>> Start Records provided
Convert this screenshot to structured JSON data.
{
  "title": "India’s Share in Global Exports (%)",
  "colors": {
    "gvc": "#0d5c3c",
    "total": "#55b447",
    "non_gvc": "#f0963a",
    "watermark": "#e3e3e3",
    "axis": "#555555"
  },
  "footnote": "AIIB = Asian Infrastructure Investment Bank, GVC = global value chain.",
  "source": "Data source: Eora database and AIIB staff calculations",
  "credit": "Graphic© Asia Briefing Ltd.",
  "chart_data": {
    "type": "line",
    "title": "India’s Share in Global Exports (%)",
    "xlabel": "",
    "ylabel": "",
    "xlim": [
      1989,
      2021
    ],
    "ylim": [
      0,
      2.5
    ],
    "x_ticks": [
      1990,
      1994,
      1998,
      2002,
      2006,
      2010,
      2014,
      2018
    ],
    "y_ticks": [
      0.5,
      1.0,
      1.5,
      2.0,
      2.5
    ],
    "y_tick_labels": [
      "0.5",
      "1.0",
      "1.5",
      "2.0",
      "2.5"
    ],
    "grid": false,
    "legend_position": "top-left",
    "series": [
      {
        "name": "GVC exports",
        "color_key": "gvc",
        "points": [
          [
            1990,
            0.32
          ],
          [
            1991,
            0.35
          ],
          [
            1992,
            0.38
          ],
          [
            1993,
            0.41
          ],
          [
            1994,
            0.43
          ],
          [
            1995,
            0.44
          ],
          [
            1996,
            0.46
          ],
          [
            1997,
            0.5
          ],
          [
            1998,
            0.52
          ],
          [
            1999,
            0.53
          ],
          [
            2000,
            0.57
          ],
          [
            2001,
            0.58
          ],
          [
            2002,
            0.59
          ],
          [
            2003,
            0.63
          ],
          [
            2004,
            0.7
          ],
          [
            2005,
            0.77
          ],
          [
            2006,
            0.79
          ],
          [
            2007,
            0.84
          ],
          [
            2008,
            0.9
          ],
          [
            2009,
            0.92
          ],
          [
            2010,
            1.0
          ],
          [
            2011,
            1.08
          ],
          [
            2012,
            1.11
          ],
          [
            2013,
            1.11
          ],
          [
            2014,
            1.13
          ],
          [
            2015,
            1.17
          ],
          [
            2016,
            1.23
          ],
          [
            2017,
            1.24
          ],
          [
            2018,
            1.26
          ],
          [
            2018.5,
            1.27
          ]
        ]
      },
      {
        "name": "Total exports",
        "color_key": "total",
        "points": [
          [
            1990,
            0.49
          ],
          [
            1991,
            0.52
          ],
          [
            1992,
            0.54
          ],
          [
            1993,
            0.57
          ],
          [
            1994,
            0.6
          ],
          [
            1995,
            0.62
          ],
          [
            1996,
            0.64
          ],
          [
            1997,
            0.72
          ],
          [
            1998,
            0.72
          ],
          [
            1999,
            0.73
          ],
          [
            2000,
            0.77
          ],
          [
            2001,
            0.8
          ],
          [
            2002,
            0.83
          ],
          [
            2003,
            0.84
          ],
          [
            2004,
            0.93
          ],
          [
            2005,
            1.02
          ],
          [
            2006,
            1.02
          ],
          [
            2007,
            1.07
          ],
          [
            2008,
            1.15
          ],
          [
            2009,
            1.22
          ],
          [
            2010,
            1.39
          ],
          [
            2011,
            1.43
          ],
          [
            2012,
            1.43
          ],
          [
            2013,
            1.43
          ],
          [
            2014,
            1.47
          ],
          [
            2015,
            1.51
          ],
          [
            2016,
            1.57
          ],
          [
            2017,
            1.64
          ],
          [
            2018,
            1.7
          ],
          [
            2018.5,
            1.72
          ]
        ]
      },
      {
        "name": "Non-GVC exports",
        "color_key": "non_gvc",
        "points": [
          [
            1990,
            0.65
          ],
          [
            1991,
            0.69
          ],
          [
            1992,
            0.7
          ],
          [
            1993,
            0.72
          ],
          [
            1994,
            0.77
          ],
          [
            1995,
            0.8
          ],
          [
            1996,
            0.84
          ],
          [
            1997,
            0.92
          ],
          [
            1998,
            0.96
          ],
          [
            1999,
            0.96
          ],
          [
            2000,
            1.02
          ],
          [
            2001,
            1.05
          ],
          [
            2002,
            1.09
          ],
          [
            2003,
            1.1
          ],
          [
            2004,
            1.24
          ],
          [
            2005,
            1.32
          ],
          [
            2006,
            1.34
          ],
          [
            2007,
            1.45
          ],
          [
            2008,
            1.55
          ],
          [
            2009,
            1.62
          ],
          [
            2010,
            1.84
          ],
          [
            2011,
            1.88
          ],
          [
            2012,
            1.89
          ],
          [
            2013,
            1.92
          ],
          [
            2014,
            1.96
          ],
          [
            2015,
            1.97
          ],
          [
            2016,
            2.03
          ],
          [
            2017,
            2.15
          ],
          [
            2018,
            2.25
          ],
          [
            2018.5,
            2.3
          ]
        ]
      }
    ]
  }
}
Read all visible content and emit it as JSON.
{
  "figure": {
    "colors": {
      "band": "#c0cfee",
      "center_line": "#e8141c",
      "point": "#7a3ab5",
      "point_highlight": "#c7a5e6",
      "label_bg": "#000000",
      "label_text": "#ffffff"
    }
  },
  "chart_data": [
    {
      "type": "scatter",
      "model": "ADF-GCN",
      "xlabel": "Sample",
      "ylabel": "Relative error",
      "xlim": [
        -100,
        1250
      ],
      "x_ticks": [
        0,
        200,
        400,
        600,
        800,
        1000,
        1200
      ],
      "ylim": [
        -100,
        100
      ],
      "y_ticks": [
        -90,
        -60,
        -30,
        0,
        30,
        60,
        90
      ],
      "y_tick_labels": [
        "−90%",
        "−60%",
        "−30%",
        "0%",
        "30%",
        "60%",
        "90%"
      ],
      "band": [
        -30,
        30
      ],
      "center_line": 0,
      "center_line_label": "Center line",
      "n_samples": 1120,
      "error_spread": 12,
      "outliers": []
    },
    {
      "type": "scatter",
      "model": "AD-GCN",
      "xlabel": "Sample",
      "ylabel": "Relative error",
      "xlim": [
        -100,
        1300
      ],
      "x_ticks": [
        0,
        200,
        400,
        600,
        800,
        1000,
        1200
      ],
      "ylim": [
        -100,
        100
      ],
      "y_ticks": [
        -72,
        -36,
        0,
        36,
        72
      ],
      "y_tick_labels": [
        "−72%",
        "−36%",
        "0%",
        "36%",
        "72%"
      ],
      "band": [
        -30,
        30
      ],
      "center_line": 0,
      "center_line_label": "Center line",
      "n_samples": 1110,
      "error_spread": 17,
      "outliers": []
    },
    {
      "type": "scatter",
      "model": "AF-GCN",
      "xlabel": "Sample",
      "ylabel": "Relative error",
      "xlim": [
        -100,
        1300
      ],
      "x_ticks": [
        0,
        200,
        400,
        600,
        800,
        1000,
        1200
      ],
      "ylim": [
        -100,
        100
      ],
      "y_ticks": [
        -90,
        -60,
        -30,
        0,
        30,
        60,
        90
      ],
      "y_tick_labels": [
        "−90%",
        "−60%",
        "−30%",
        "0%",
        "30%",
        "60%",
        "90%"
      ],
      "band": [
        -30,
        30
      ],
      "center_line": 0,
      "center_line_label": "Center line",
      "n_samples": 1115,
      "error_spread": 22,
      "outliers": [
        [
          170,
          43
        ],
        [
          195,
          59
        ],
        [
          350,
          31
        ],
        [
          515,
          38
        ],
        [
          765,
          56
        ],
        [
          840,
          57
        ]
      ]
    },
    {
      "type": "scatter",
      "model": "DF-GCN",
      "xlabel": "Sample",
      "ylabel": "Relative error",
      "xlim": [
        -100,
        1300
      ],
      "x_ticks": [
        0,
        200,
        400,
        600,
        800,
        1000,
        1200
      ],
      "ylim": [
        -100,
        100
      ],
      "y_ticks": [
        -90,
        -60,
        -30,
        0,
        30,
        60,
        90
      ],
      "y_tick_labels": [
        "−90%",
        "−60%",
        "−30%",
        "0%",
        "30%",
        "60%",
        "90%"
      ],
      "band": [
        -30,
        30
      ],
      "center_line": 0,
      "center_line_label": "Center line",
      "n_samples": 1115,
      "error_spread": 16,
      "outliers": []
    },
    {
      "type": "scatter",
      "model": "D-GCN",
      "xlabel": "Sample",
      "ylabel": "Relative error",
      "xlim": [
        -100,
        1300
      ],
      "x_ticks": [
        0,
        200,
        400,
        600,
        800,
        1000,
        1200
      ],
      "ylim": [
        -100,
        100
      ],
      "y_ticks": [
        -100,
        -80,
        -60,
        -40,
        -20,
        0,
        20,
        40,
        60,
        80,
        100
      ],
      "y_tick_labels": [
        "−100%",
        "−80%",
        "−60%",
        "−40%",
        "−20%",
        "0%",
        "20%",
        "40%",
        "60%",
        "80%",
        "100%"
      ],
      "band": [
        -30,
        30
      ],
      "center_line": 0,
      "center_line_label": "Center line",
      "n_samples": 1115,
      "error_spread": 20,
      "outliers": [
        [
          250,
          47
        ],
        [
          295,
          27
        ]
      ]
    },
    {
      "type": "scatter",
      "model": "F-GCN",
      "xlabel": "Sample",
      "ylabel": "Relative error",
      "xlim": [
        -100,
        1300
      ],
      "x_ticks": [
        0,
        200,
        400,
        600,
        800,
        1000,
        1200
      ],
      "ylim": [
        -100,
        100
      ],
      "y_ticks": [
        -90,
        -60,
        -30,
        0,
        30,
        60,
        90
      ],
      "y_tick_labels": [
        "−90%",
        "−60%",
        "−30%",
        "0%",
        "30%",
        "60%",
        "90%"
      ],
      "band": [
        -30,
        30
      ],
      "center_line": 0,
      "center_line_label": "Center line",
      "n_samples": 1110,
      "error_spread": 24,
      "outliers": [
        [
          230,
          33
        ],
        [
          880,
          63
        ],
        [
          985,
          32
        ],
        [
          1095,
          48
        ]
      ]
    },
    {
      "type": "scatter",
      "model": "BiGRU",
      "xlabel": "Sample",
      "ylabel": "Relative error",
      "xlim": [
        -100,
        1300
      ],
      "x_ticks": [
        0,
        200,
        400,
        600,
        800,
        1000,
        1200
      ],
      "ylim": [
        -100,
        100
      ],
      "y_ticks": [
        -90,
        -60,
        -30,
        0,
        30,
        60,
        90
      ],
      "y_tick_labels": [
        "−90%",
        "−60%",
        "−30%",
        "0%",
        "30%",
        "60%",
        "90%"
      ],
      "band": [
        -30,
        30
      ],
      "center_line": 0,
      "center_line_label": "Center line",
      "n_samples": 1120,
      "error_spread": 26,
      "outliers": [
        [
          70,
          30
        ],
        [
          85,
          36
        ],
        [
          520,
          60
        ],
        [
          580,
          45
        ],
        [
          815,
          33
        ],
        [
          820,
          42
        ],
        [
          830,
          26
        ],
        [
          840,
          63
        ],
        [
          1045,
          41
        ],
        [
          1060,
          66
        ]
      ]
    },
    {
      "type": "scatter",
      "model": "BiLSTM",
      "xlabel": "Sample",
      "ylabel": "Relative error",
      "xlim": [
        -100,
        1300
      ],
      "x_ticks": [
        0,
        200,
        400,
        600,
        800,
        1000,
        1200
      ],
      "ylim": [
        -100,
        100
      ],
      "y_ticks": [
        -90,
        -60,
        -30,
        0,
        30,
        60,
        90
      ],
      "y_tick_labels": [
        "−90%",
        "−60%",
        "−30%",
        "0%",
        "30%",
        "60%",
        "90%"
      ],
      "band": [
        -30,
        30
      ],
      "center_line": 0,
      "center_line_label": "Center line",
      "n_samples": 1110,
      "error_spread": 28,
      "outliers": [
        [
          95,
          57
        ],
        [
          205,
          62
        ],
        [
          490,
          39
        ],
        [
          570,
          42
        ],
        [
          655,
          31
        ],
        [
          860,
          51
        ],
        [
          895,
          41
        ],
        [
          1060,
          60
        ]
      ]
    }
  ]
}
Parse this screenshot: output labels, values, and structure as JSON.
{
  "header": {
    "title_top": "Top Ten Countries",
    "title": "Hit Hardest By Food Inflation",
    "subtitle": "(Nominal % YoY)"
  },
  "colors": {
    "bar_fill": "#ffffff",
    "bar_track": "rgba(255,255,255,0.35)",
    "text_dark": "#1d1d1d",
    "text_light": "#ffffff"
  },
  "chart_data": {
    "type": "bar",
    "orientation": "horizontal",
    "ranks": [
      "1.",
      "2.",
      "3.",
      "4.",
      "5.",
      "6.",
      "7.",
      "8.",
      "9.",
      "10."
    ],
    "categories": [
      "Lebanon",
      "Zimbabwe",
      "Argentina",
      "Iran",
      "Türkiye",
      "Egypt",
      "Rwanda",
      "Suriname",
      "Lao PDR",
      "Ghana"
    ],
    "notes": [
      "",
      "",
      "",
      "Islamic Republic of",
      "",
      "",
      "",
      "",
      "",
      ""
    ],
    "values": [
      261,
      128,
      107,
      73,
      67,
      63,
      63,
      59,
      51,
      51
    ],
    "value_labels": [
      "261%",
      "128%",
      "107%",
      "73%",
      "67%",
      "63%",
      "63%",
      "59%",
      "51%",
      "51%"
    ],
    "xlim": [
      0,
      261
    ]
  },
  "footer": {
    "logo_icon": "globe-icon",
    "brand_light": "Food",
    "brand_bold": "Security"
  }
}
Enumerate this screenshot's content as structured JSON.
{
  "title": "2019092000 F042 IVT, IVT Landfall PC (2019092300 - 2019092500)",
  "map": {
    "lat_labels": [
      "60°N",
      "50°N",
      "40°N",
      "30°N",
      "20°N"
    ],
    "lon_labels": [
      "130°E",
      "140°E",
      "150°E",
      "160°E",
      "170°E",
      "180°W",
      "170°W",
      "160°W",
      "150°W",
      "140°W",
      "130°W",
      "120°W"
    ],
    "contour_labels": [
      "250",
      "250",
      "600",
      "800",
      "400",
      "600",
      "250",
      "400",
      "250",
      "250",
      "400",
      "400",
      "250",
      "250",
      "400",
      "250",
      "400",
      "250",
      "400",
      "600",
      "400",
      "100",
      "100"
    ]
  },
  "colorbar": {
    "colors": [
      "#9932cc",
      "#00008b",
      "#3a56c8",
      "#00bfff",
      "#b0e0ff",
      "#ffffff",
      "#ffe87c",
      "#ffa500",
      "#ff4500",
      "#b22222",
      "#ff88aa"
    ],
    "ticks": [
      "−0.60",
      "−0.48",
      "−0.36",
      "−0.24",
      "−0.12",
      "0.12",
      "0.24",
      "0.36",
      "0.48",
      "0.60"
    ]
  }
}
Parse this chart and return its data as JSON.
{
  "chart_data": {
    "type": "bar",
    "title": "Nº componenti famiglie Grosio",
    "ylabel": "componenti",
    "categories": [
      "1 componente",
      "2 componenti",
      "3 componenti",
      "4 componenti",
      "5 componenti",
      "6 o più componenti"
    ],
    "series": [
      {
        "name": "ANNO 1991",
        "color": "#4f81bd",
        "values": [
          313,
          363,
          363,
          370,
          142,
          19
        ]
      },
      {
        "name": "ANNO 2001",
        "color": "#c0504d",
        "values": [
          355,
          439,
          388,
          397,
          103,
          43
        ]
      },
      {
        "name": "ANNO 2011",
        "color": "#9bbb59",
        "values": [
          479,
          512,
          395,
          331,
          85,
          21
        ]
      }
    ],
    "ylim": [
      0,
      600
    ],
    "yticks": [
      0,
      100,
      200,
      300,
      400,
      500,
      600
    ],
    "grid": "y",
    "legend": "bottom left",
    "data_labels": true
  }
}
>> End Records provided
• _Objective_
Using the records above, list each line that includes "ANNO".

• _Written response_
        "name": "ANNO 1991",
        "name": "ANNO 2001",
        "name": "ANNO 2011",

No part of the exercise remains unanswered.